▶ [Written request] Copy the lines below as they are; omit the images they contain.

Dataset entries
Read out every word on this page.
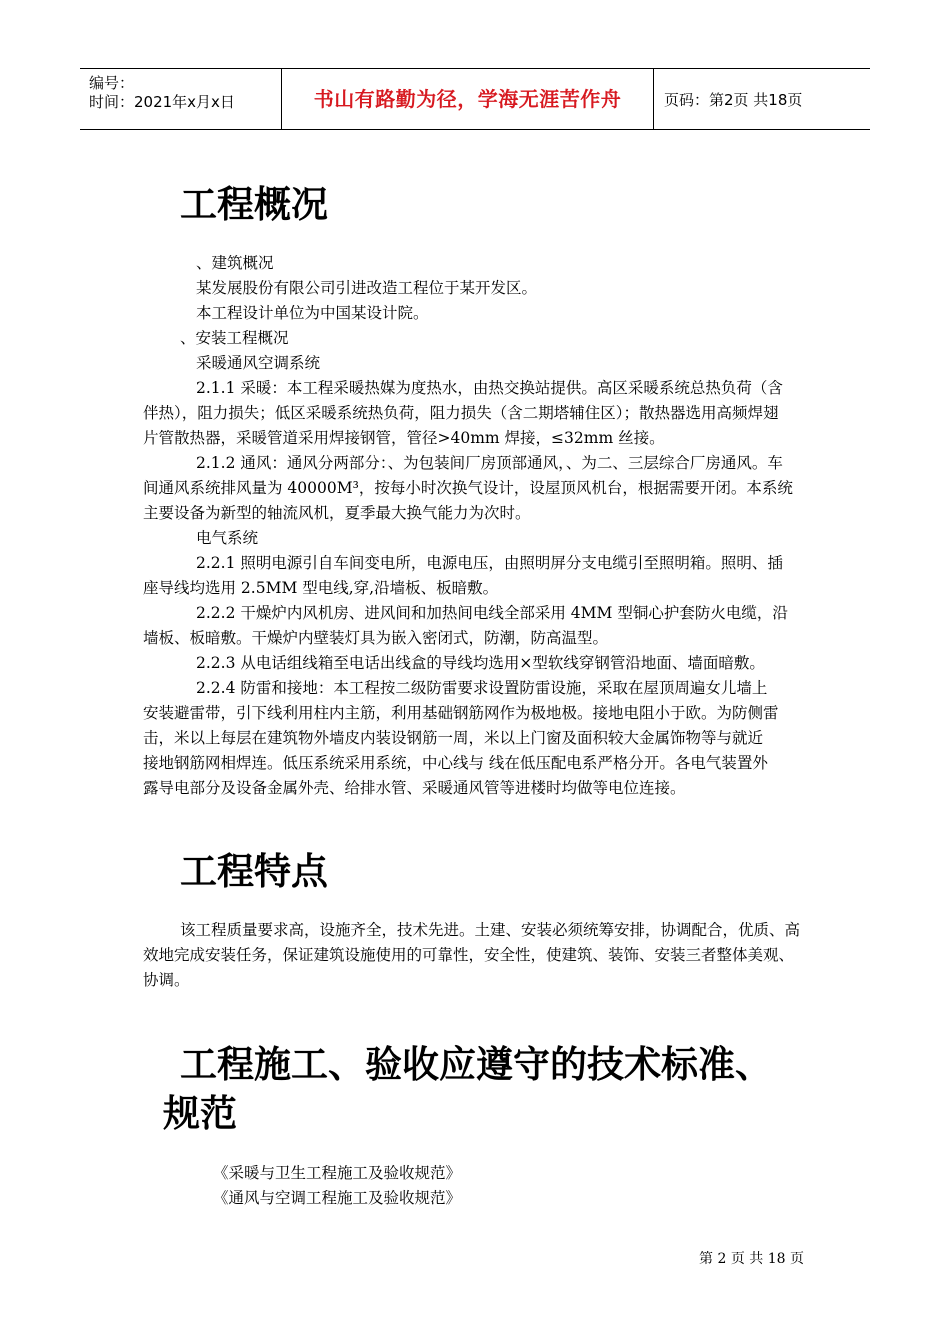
编号：
时间：2021年x月x日	书山有路勤为径，学海无涯苦作舟	页码：第2页 共18页
工程概况
、建筑概况
某发展股份有限公司引进改造工程位于某开发区。
本工程设计单位为中国某设计院。
、安装工程概况
采暖通风空调系统
2.1.1 采暖：本工程采暖热媒为度热水，由热交换站提供。高区采暖系统总热负荷（含
伴热），阻力损失；低区采暖系统热负荷，阻力损失（含二期塔辅住区）；散热器选用高频焊翅
片管散热器，采暖管道采用焊接钢管，管径>40mm 焊接，≤32mm 丝接。
2.1.2 通风：通风分两部分：、为包装间厂房顶部通风，、为二、三层综合厂房通风。车
间通风系统排风量为 40000M³，按每小时次换气设计，设屋顶风机台，根据需要开闭。本系统
主要设备为新型的轴流风机，夏季最大换气能力为次时。
电气系统
2.2.1 照明电源引自车间变电所，电源电压，由照明屏分支电缆引至照明箱。照明、插
座导线均选用 2.5MM 型电线,穿,沿墙板、板暗敷。
2.2.2 干燥炉内风机房、进风间和加热间电线全部采用 4MM 型铜心护套防火电缆，沿
墙板、板暗敷。干燥炉内壁装灯具为嵌入密闭式，防潮，防高温型。
2.2.3 从电话组线箱至电话出线盒的导线均选用×型软线穿钢管沿地面、墙面暗敷。
2.2.4 防雷和接地：本工程按二级防雷要求设置防雷设施，采取在屋顶周遍女儿墙上
安装避雷带，引下线利用柱内主筋，利用基础钢筋网作为极地极。接地电阻小于欧。为防侧雷
击，米以上每层在建筑物外墙皮内装设钢筋一周，米以上门窗及面积较大金属饰物等与就近
接地钢筋网相焊连。低压系统采用系统，中心线与 线在低压配电系严格分开。各电气装置外
露导电部分及设备金属外壳、给排水管、采暖通风管等进楼时均做等电位连接。
工程特点
该工程质量要求高，设施齐全，技术先进。土建、安装必须统筹安排，协调配合，优质、高
效地完成安装任务，保证建筑设施使用的可靠性，安全性，使建筑、装饰、安装三者整体美观、
协调。
工程施工、验收应遵守的技术标准、
规范
《采暖与卫生工程施工及验收规范》
《通风与空调工程施工及验收规范》
第 2 页 共 18 页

▶ [The output]
Read out every word on this page.
编号：
时间：2021年x月x日	书山有路勤为径，学海无涯苦作舟	页码：第2页 共18页
工程概况
、建筑概况
某发展股份有限公司引进改造工程位于某开发区。
本工程设计单位为中国某设计院。
、安装工程概况
采暖通风空调系统
2.1.1 采暖：本工程采暖热媒为度热水，由热交换站提供。高区采暖系统总热负荷（含
伴热），阻力损失；低区采暖系统热负荷，阻力损失（含二期塔辅住区）；散热器选用高频焊翅
片管散热器，采暖管道采用焊接钢管，管径>40mm 焊接，≤32mm 丝接。
2.1.2 通风：通风分两部分：、为包装间厂房顶部通风，、为二、三层综合厂房通风。车
间通风系统排风量为 40000M³，按每小时次换气设计，设屋顶风机台，根据需要开闭。本系统
主要设备为新型的轴流风机，夏季最大换气能力为次时。
电气系统
2.2.1 照明电源引自车间变电所，电源电压，由照明屏分支电缆引至照明箱。照明、插
座导线均选用 2.5MM 型电线,穿,沿墙板、板暗敷。
2.2.2 干燥炉内风机房、进风间和加热间电线全部采用 4MM 型铜心护套防火电缆，沿
墙板、板暗敷。干燥炉内壁装灯具为嵌入密闭式，防潮，防高温型。
2.2.3 从电话组线箱至电话出线盒的导线均选用×型软线穿钢管沿地面、墙面暗敷。
2.2.4 防雷和接地：本工程按二级防雷要求设置防雷设施，采取在屋顶周遍女儿墙上
安装避雷带，引下线利用柱内主筋，利用基础钢筋网作为极地极。接地电阻小于欧。为防侧雷
击，米以上每层在建筑物外墙皮内装设钢筋一周，米以上门窗及面积较大金属饰物等与就近
接地钢筋网相焊连。低压系统采用系统，中心线与 线在低压配电系严格分开。各电气装置外
露导电部分及设备金属外壳、给排水管、采暖通风管等进楼时均做等电位连接。
工程特点
该工程质量要求高，设施齐全，技术先进。土建、安装必须统筹安排，协调配合，优质、高
效地完成安装任务，保证建筑设施使用的可靠性，安全性，使建筑、装饰、安装三者整体美观、
协调。
工程施工、验收应遵守的技术标准、
规范
《采暖与卫生工程施工及验收规范》
《通风与空调工程施工及验收规范》
第 2 页 共 18 页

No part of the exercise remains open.